Begin
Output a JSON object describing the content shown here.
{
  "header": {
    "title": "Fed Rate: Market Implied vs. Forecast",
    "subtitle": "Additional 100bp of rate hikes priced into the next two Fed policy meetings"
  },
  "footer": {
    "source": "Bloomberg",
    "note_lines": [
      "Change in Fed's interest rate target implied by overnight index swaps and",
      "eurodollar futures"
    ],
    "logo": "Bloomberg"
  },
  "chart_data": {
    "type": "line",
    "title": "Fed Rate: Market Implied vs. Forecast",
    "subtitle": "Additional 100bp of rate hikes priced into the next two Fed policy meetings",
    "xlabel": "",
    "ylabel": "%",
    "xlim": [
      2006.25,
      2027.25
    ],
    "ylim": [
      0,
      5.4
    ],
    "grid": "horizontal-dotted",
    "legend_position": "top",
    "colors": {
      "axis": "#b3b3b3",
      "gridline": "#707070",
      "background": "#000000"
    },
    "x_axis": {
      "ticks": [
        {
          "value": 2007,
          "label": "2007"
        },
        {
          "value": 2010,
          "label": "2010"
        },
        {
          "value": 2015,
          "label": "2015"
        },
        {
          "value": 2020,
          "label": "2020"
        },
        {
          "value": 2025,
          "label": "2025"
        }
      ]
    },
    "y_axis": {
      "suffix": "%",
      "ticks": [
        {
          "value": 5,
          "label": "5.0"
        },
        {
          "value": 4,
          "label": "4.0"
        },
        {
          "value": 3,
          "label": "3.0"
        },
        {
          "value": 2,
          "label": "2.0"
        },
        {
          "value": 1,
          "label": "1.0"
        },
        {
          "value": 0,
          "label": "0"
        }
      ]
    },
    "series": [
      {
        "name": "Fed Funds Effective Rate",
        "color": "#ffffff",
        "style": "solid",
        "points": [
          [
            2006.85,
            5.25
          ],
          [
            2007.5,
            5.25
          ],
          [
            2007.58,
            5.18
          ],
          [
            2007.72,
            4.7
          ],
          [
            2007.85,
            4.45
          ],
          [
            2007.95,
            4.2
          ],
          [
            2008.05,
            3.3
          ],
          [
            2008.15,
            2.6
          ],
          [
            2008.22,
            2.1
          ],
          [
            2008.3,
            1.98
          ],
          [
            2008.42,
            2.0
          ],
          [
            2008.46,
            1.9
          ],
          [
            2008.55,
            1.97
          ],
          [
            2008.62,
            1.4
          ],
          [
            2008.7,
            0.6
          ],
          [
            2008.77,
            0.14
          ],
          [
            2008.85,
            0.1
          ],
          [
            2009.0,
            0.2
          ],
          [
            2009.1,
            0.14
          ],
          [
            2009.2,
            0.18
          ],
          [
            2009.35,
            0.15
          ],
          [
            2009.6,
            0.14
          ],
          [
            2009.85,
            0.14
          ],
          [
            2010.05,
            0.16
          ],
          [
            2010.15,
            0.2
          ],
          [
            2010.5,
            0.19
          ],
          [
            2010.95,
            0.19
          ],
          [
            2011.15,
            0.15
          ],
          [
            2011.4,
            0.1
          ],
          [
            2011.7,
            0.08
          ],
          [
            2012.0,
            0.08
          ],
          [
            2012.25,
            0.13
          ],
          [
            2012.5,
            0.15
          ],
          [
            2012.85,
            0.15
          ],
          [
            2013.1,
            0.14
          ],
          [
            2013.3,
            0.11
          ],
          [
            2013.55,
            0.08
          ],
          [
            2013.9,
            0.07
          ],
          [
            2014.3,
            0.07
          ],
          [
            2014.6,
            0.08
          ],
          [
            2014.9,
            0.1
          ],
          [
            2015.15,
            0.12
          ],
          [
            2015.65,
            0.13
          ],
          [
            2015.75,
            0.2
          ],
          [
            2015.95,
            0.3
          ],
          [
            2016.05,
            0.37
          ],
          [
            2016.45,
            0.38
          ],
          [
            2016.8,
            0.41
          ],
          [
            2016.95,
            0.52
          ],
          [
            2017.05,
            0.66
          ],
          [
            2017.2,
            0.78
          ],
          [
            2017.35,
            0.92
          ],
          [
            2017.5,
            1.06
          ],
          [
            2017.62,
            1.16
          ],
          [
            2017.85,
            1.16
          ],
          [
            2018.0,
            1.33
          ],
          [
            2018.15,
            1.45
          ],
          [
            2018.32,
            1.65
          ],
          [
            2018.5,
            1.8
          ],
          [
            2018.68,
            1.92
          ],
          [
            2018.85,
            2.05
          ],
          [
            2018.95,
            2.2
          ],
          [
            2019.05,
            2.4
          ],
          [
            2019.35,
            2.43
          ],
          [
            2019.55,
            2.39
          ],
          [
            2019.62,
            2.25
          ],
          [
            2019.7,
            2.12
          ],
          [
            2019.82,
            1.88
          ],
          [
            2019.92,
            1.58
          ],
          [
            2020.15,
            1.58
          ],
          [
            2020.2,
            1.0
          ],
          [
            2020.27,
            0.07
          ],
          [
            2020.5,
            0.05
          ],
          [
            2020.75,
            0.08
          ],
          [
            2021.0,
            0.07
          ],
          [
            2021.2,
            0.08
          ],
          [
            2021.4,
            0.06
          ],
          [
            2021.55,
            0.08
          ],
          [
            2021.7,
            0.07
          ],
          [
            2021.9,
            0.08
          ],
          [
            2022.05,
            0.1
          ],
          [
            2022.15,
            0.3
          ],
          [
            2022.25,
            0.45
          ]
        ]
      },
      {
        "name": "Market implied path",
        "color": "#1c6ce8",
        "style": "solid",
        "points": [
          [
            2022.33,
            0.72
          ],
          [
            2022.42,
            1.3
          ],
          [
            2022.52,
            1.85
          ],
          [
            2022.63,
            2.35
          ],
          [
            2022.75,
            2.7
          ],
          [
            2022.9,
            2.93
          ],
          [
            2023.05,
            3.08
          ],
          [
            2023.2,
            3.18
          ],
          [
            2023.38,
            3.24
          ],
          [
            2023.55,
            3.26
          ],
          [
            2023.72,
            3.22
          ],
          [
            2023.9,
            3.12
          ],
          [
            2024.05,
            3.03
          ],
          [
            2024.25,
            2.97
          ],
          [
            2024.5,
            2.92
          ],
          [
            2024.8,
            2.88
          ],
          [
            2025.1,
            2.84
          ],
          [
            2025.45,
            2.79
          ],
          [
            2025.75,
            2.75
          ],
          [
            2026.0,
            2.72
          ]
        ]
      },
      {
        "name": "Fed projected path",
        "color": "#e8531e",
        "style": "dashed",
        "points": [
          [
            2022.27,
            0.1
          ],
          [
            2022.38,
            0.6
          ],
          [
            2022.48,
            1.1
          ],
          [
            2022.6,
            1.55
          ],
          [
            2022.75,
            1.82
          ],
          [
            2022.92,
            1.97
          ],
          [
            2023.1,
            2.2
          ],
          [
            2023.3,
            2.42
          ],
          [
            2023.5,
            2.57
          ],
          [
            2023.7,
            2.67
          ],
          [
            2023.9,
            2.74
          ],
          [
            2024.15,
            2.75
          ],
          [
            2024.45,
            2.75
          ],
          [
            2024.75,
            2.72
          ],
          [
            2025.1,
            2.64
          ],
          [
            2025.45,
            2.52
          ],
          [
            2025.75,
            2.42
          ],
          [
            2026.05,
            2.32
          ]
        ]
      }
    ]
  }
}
End
Identify each line holding the string "Additional", and copy it out.

    "subtitle": "Additional 100bp of rate hikes priced into the next two Fed policy meetings"
    "subtitle": "Additional 100bp of rate hikes priced into the next two Fed policy meetings",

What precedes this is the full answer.